● **Goal**: For each line in the data below that holds "avec", return a copy.

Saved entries

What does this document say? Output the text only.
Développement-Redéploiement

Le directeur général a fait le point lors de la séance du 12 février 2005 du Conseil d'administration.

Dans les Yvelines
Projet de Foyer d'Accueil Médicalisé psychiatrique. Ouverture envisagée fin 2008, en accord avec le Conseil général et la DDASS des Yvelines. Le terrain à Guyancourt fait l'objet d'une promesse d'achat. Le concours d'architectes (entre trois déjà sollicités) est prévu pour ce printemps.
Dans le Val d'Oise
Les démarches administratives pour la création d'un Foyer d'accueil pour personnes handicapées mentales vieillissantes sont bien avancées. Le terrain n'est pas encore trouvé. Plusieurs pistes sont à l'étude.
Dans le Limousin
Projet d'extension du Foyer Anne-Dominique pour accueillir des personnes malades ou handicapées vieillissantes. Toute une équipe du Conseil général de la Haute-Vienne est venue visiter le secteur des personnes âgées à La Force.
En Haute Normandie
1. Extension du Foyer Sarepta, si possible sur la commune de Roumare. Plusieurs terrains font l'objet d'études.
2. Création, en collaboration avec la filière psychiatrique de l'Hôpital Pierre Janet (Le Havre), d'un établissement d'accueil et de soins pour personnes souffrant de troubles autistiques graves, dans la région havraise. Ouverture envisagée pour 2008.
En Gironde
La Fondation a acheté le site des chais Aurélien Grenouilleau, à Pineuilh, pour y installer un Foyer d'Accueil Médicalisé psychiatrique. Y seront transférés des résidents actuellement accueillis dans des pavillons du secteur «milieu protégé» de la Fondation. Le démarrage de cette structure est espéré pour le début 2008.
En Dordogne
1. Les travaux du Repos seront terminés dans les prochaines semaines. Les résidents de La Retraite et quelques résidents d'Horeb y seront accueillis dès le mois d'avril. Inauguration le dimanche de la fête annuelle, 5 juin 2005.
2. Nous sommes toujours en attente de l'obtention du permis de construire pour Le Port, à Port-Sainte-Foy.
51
--
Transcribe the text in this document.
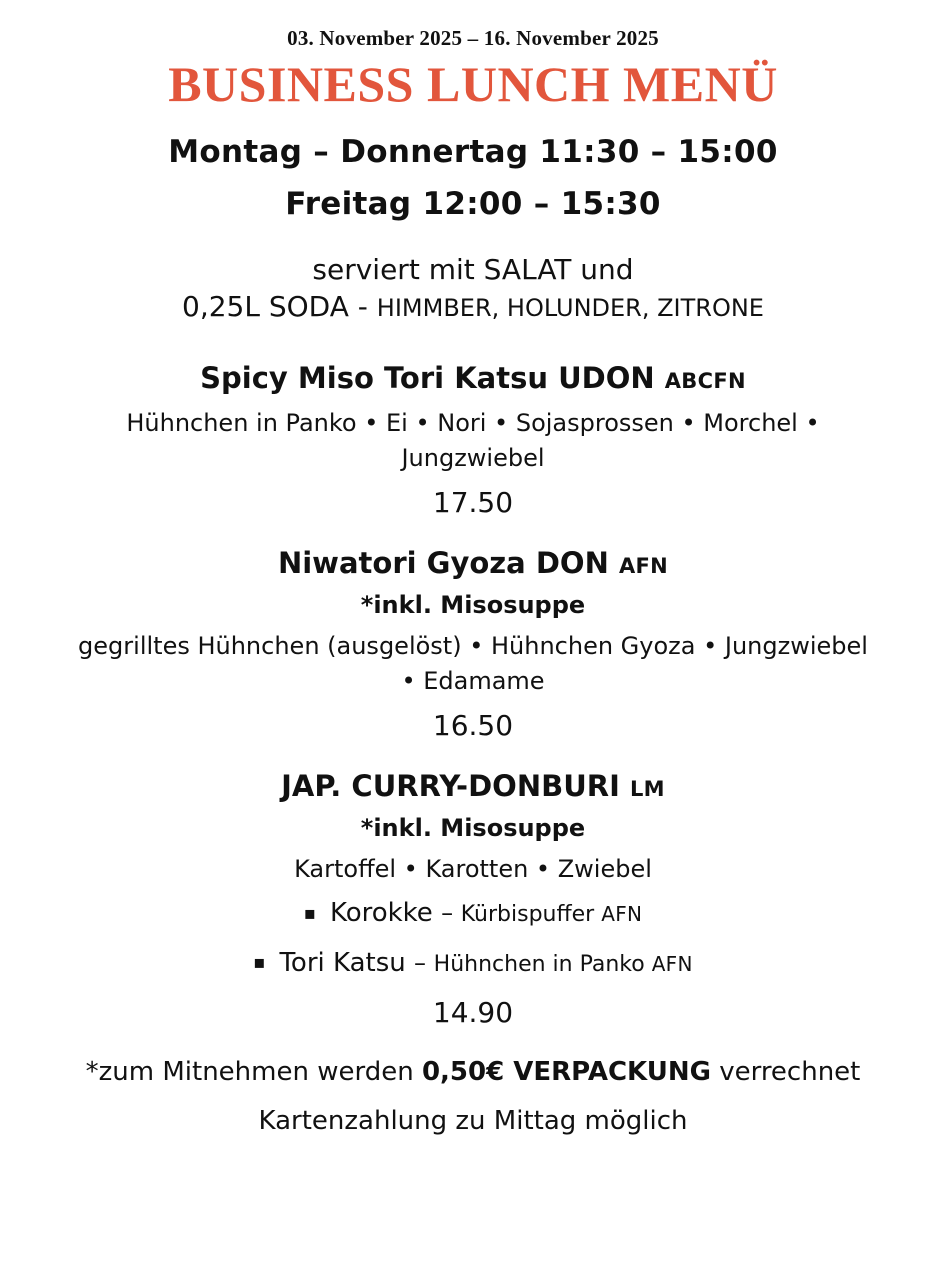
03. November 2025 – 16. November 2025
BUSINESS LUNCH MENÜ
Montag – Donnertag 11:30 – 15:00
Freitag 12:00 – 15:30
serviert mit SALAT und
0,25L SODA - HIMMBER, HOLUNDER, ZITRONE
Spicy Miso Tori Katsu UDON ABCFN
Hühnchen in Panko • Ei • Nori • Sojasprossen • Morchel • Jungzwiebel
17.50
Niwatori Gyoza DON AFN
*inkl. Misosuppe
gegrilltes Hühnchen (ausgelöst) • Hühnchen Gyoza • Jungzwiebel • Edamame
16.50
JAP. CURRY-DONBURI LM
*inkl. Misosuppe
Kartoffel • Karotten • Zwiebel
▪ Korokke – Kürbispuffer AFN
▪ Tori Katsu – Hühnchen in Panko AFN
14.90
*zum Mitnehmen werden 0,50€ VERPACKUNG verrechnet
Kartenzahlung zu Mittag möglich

● **The result**:
Projet de Foyer d'Accueil Médicalisé psychiatrique. Ouverture envisagée fin 2008, en accord avec le Conseil général et la DDASS des Yvelines. Le terrain à Guyancourt fait l'objet d'une promesse d'achat. Le concours d'architectes (entre trois déjà sollicités) est prévu pour ce printemps.
2. Création, en collaboration avec la filière psychiatrique de l'Hôpital Pierre Janet (Le Havre), d'un établissement d'accueil et de soins pour personnes souffrant de troubles autistiques graves, dans la région havraise. Ouverture envisagée pour 2008.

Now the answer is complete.